■ Aim of the task
Your task is to gather the lines below that hold the string "Martí".

■ Given records
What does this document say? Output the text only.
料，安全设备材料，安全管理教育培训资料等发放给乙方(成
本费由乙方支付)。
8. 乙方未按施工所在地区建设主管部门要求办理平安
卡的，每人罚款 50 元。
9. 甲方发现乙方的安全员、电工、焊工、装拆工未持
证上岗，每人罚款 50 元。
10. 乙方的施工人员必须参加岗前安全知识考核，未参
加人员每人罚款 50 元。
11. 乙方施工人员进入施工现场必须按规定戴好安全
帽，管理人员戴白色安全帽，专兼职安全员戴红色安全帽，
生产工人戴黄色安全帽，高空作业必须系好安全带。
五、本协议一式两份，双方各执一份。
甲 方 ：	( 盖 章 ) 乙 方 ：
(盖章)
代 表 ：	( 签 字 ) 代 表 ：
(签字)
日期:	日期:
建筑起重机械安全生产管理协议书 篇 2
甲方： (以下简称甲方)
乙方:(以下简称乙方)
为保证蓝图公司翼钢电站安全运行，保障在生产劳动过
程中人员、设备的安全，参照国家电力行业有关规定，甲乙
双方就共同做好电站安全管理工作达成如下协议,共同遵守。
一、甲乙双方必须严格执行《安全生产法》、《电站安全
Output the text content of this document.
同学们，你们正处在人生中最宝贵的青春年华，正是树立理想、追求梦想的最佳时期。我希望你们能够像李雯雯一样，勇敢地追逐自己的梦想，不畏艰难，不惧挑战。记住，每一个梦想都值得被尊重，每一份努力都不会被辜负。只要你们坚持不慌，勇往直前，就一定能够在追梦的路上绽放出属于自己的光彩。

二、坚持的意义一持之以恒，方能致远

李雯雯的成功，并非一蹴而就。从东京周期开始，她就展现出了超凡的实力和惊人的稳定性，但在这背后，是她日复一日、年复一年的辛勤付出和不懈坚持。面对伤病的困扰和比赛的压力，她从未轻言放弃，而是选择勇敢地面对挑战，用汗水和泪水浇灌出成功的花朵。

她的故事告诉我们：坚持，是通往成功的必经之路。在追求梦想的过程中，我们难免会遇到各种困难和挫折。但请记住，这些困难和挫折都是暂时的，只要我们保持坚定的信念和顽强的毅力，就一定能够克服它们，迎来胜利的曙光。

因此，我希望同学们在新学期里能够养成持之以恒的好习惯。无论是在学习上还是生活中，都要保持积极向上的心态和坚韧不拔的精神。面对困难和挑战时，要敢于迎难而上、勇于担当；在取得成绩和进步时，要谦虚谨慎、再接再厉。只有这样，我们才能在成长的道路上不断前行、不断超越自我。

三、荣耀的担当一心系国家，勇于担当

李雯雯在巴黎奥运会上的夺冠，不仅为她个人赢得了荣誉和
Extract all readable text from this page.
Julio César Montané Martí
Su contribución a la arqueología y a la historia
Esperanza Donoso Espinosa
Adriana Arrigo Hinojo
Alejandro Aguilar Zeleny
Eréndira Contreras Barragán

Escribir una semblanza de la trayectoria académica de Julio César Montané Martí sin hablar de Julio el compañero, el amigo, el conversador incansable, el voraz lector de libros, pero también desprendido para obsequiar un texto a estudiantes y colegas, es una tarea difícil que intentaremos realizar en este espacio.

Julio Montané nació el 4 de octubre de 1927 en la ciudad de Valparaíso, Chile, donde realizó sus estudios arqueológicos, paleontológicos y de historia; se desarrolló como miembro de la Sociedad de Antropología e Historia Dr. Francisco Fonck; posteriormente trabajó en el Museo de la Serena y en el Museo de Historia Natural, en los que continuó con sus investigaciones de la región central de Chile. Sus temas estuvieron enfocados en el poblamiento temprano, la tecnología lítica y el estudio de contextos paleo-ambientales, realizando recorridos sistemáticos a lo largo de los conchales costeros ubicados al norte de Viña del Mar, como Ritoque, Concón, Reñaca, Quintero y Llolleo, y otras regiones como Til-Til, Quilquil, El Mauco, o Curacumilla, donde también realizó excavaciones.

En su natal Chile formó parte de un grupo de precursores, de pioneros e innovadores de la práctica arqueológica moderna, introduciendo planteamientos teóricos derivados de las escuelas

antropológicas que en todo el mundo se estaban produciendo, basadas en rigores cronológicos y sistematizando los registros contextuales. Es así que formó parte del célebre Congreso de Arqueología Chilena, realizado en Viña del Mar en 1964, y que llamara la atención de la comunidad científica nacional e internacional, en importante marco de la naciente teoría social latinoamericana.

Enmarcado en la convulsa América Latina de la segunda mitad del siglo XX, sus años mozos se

■ Problem solution
Julio César Montané Martí
Escribir una semblanza de la trayectoria académica de Julio César Montané Martí sin hablar de Julio el compañero, el amigo, el conversador incansable, el voraz lector de libros, pero también desprendido para obsequiar un texto a estudiantes y colegas, es una tarea difícil que intentaremos realizar en este espacio.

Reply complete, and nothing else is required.